::: Data shown :::

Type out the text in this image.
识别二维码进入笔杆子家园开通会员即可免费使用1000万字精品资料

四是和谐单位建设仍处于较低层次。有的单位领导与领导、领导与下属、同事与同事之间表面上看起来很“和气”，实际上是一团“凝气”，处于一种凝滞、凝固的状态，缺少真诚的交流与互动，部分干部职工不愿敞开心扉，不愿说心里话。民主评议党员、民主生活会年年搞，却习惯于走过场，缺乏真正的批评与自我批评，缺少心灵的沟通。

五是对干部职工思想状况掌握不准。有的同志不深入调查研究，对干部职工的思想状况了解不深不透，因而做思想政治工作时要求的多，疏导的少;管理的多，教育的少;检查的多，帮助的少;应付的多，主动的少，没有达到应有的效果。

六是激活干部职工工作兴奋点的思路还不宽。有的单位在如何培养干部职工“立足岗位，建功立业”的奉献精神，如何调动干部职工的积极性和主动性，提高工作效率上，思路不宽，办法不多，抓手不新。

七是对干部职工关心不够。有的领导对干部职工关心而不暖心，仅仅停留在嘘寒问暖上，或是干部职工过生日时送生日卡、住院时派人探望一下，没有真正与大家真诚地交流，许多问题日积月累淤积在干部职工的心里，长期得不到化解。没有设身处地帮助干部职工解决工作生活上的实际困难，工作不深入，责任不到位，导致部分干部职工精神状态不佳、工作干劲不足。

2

:::

**Aim**
Reproduce all the records precisely.

**Task solution**
Type out the text in this image.
识别二维码进入笔杆子家园开通会员即可免费使用1000万字精品资料

四是和谐单位建设仍处于较低层次。有的单位领导与领导、领导与下属、同事与同事之间表面上看起来很“和气”，实际上是一团“凝气”，处于一种凝滞、凝固的状态，缺少真诚的交流与互动，部分干部职工不愿敞开心扉，不愿说心里话。民主评议党员、民主生活会年年搞，却习惯于走过场，缺乏真正的批评与自我批评，缺少心灵的沟通。

五是对干部职工思想状况掌握不准。有的同志不深入调查研究，对干部职工的思想状况了解不深不透，因而做思想政治工作时要求的多，疏导的少;管理的多，教育的少;检查的多，帮助的少;应付的多，主动的少，没有达到应有的效果。

六是激活干部职工工作兴奋点的思路还不宽。有的单位在如何培养干部职工“立足岗位，建功立业”的奉献精神，如何调动干部职工的积极性和主动性，提高工作效率上，思路不宽，办法不多，抓手不新。

七是对干部职工关心不够。有的领导对干部职工关心而不暖心，仅仅停留在嘘寒问暖上，或是干部职工过生日时送生日卡、住院时派人探望一下，没有真正与大家真诚地交流，许多问题日积月累淤积在干部职工的心里，长期得不到化解。没有设身处地帮助干部职工解决工作生活上的实际困难，工作不深入，责任不到位，导致部分干部职工精神状态不佳、工作干劲不足。

2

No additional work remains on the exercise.